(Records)
»»

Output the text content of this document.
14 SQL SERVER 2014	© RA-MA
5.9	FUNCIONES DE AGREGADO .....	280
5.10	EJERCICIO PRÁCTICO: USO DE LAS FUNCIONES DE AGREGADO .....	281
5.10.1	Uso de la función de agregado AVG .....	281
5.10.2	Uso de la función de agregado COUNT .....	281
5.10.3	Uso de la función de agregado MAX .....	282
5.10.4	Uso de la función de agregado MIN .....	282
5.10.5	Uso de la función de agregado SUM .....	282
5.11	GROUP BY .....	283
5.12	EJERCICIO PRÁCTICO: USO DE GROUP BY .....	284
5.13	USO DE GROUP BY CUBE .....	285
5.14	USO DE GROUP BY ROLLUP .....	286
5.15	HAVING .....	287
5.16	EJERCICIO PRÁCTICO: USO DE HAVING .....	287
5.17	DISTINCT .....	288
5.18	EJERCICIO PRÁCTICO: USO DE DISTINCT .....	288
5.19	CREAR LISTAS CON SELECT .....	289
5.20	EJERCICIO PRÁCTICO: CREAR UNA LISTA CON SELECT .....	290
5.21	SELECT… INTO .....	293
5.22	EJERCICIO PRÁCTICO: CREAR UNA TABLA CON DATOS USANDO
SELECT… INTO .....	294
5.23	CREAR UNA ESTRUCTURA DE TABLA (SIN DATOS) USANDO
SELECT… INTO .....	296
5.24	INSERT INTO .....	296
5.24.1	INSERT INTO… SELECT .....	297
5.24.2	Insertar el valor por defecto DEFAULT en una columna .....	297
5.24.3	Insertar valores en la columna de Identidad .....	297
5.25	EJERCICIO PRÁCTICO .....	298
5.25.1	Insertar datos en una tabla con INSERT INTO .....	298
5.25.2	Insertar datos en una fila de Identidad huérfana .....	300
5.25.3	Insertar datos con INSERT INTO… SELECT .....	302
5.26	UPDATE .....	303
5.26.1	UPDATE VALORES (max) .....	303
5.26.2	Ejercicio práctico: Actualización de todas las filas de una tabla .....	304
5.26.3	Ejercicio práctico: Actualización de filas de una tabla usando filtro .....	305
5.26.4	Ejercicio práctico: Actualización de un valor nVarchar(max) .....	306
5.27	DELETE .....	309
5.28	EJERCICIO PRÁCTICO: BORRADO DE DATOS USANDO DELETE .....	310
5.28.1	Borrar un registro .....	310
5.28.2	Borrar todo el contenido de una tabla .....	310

««

> _DIRECTION_
Lines from the records above that hold "DISTINCT" are the ones to list.

> _THE SOLUTION_
5.17	DISTINCT .....	288
5.18	EJERCICIO PRÁCTICO: USO DE DISTINCT .....	288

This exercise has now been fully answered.